--- Brief ---
Work out how many lines in the listing below include the word "this"; answer with the number alone.

--- Source records ---
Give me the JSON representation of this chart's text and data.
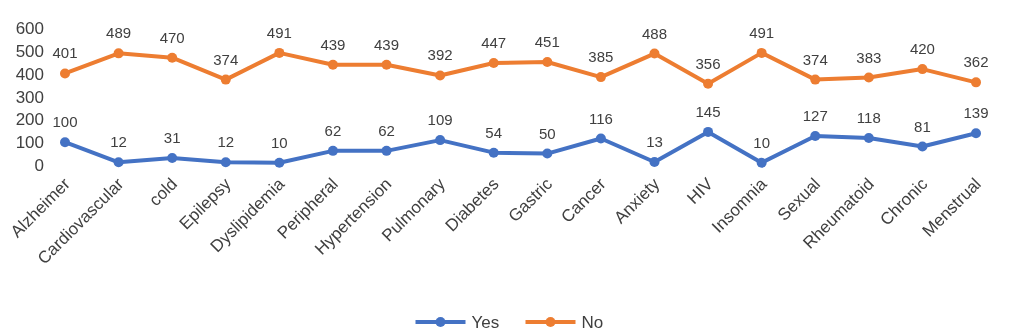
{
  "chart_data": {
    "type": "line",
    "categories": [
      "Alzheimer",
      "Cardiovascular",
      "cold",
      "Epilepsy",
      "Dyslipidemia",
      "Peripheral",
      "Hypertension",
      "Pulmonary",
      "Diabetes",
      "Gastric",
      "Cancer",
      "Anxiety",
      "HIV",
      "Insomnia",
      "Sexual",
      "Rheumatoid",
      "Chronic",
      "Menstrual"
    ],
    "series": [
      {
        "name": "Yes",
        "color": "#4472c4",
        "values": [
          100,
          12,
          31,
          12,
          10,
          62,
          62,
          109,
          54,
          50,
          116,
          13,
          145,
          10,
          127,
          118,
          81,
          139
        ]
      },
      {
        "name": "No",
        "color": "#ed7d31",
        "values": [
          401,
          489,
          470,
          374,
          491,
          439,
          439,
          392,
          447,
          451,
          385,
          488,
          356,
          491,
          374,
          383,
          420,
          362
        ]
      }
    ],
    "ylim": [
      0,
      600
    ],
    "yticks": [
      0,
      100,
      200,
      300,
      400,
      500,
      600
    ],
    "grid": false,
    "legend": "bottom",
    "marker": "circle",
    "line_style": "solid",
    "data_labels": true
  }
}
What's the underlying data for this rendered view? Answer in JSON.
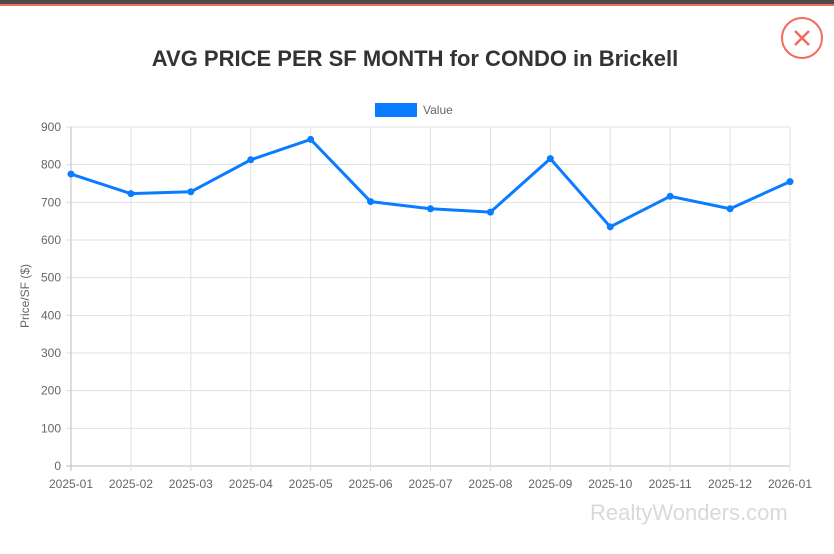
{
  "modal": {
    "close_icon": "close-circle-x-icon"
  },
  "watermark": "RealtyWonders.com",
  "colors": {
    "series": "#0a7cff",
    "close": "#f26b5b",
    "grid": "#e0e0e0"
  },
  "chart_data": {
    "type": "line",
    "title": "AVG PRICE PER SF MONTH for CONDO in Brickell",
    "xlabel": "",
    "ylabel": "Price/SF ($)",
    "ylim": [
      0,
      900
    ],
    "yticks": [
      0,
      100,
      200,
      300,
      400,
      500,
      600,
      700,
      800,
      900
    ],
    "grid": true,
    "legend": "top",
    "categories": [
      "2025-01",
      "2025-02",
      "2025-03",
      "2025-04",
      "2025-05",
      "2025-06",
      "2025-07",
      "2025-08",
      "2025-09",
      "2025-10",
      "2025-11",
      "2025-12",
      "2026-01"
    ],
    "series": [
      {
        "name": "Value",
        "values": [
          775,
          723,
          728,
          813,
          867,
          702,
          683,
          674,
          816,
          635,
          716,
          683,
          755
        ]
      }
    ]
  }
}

--- The completed task ---
2